→ Problem statement:
Take the records underneath and set them down exactly.

#####

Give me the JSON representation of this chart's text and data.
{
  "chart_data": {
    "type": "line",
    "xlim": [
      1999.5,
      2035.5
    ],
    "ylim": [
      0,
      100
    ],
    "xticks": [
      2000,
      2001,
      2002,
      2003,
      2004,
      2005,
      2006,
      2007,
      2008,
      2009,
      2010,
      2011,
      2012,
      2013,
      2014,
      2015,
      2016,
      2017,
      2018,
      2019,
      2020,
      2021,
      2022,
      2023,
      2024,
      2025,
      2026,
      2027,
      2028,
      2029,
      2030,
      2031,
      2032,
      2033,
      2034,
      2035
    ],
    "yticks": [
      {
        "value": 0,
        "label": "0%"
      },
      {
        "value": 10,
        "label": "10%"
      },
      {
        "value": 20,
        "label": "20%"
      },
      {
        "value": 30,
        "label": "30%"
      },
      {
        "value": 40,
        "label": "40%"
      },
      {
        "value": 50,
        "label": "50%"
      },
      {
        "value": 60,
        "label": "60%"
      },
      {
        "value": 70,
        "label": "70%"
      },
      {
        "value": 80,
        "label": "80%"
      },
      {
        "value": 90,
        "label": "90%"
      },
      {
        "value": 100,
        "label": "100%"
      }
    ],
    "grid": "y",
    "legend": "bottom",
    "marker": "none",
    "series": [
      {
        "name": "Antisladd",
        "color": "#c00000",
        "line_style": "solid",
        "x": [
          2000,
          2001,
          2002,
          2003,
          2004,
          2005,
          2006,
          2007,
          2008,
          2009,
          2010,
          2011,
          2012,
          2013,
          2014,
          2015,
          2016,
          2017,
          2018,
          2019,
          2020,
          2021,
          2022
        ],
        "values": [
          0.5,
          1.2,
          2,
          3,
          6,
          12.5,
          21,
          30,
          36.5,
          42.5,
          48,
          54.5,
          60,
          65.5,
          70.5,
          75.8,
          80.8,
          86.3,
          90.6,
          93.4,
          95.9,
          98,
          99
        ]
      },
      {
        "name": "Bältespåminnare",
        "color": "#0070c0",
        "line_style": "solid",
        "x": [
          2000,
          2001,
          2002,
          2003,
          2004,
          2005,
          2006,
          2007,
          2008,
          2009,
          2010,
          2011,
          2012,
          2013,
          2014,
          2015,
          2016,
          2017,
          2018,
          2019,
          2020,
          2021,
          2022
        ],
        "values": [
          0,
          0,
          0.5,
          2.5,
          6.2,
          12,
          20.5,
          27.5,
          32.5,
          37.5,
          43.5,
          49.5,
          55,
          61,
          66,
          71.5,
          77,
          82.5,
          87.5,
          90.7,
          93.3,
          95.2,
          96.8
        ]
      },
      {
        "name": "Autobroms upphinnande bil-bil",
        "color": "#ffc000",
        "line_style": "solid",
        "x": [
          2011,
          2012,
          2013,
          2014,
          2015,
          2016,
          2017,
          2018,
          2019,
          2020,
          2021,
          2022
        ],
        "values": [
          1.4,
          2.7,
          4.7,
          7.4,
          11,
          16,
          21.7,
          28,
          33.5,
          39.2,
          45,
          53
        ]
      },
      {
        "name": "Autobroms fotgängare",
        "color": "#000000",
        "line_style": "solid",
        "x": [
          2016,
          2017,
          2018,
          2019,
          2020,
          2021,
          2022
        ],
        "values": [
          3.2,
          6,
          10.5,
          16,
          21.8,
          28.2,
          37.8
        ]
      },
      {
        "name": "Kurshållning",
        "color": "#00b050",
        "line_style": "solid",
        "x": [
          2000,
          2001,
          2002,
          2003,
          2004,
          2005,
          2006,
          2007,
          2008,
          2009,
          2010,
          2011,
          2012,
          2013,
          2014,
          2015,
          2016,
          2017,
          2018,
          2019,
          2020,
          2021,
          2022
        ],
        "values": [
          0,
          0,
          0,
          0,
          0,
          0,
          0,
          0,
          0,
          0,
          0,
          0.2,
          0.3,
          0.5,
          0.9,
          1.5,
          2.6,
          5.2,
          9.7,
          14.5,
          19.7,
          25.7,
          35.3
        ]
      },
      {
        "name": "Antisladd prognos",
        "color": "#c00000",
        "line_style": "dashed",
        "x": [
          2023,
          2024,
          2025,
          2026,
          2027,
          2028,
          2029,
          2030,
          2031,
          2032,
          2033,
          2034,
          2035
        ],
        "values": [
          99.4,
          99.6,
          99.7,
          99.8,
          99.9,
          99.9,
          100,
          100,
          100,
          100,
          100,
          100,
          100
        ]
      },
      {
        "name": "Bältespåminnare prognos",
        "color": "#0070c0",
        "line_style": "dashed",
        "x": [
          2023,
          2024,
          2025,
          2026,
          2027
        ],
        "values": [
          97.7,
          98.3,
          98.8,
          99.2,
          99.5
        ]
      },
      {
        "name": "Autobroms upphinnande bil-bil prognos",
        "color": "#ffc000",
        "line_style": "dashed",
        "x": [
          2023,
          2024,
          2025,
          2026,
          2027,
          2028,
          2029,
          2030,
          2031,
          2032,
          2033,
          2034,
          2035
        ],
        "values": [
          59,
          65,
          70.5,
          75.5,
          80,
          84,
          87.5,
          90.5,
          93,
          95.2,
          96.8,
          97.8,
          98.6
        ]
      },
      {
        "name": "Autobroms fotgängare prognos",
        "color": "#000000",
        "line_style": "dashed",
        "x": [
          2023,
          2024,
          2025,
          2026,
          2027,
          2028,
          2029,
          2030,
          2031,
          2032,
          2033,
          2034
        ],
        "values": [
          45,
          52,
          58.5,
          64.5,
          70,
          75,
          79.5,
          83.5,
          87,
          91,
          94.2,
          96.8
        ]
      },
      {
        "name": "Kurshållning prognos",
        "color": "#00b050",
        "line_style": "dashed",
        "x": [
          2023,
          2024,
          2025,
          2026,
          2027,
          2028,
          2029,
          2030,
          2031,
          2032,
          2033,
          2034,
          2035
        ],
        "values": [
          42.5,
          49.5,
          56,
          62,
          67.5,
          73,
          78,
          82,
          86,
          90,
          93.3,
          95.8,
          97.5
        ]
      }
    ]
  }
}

#####

→ Full response:
Give me the JSON representation of this chart's text and data.
{
  "chart_data": {
    "type": "line",
    "xlim": [
      1999.5,
      2035.5
    ],
    "ylim": [
      0,
      100
    ],
    "xticks": [
      2000,
      2001,
      2002,
      2003,
      2004,
      2005,
      2006,
      2007,
      2008,
      2009,
      2010,
      2011,
      2012,
      2013,
      2014,
      2015,
      2016,
      2017,
      2018,
      2019,
      2020,
      2021,
      2022,
      2023,
      2024,
      2025,
      2026,
      2027,
      2028,
      2029,
      2030,
      2031,
      2032,
      2033,
      2034,
      2035
    ],
    "yticks": [
      {
        "value": 0,
        "label": "0%"
      },
      {
        "value": 10,
        "label": "10%"
      },
      {
        "value": 20,
        "label": "20%"
      },
      {
        "value": 30,
        "label": "30%"
      },
      {
        "value": 40,
        "label": "40%"
      },
      {
        "value": 50,
        "label": "50%"
      },
      {
        "value": 60,
        "label": "60%"
      },
      {
        "value": 70,
        "label": "70%"
      },
      {
        "value": 80,
        "label": "80%"
      },
      {
        "value": 90,
        "label": "90%"
      },
      {
        "value": 100,
        "label": "100%"
      }
    ],
    "grid": "y",
    "legend": "bottom",
    "marker": "none",
    "series": [
      {
        "name": "Antisladd",
        "color": "#c00000",
        "line_style": "solid",
        "x": [
          2000,
          2001,
          2002,
          2003,
          2004,
          2005,
          2006,
          2007,
          2008,
          2009,
          2010,
          2011,
          2012,
          2013,
          2014,
          2015,
          2016,
          2017,
          2018,
          2019,
          2020,
          2021,
          2022
        ],
        "values": [
          0.5,
          1.2,
          2,
          3,
          6,
          12.5,
          21,
          30,
          36.5,
          42.5,
          48,
          54.5,
          60,
          65.5,
          70.5,
          75.8,
          80.8,
          86.3,
          90.6,
          93.4,
          95.9,
          98,
          99
        ]
      },
      {
        "name": "Bältespåminnare",
        "color": "#0070c0",
        "line_style": "solid",
        "x": [
          2000,
          2001,
          2002,
          2003,
          2004,
          2005,
          2006,
          2007,
          2008,
          2009,
          2010,
          2011,
          2012,
          2013,
          2014,
          2015,
          2016,
          2017,
          2018,
          2019,
          2020,
          2021,
          2022
        ],
        "values": [
          0,
          0,
          0.5,
          2.5,
          6.2,
          12,
          20.5,
          27.5,
          32.5,
          37.5,
          43.5,
          49.5,
          55,
          61,
          66,
          71.5,
          77,
          82.5,
          87.5,
          90.7,
          93.3,
          95.2,
          96.8
        ]
      },
      {
        "name": "Autobroms upphinnande bil-bil",
        "color": "#ffc000",
        "line_style": "solid",
        "x": [
          2011,
          2012,
          2013,
          2014,
          2015,
          2016,
          2017,
          2018,
          2019,
          2020,
          2021,
          2022
        ],
        "values": [
          1.4,
          2.7,
          4.7,
          7.4,
          11,
          16,
          21.7,
          28,
          33.5,
          39.2,
          45,
          53
        ]
      },
      {
        "name": "Autobroms fotgängare",
        "color": "#000000",
        "line_style": "solid",
        "x": [
          2016,
          2017,
          2018,
          2019,
          2020,
          2021,
          2022
        ],
        "values": [
          3.2,
          6,
          10.5,
          16,
          21.8,
          28.2,
          37.8
        ]
      },
      {
        "name": "Kurshållning",
        "color": "#00b050",
        "line_style": "solid",
        "x": [
          2000,
          2001,
          2002,
          2003,
          2004,
          2005,
          2006,
          2007,
          2008,
          2009,
          2010,
          2011,
          2012,
          2013,
          2014,
          2015,
          2016,
          2017,
          2018,
          2019,
          2020,
          2021,
          2022
        ],
        "values": [
          0,
          0,
          0,
          0,
          0,
          0,
          0,
          0,
          0,
          0,
          0,
          0.2,
          0.3,
          0.5,
          0.9,
          1.5,
          2.6,
          5.2,
          9.7,
          14.5,
          19.7,
          25.7,
          35.3
        ]
      },
      {
        "name": "Antisladd prognos",
        "color": "#c00000",
        "line_style": "dashed",
        "x": [
          2023,
          2024,
          2025,
          2026,
          2027,
          2028,
          2029,
          2030,
          2031,
          2032,
          2033,
          2034,
          2035
        ],
        "values": [
          99.4,
          99.6,
          99.7,
          99.8,
          99.9,
          99.9,
          100,
          100,
          100,
          100,
          100,
          100,
          100
        ]
      },
      {
        "name": "Bältespåminnare prognos",
        "color": "#0070c0",
        "line_style": "dashed",
        "x": [
          2023,
          2024,
          2025,
          2026,
          2027
        ],
        "values": [
          97.7,
          98.3,
          98.8,
          99.2,
          99.5
        ]
      },
      {
        "name": "Autobroms upphinnande bil-bil prognos",
        "color": "#ffc000",
        "line_style": "dashed",
        "x": [
          2023,
          2024,
          2025,
          2026,
          2027,
          2028,
          2029,
          2030,
          2031,
          2032,
          2033,
          2034,
          2035
        ],
        "values": [
          59,
          65,
          70.5,
          75.5,
          80,
          84,
          87.5,
          90.5,
          93,
          95.2,
          96.8,
          97.8,
          98.6
        ]
      },
      {
        "name": "Autobroms fotgängare prognos",
        "color": "#000000",
        "line_style": "dashed",
        "x": [
          2023,
          2024,
          2025,
          2026,
          2027,
          2028,
          2029,
          2030,
          2031,
          2032,
          2033,
          2034
        ],
        "values": [
          45,
          52,
          58.5,
          64.5,
          70,
          75,
          79.5,
          83.5,
          87,
          91,
          94.2,
          96.8
        ]
      },
      {
        "name": "Kurshållning prognos",
        "color": "#00b050",
        "line_style": "dashed",
        "x": [
          2023,
          2024,
          2025,
          2026,
          2027,
          2028,
          2029,
          2030,
          2031,
          2032,
          2033,
          2034,
          2035
        ],
        "values": [
          42.5,
          49.5,
          56,
          62,
          67.5,
          73,
          78,
          82,
          86,
          90,
          93.3,
          95.8,
          97.5
        ]
      }
    ]
  }
}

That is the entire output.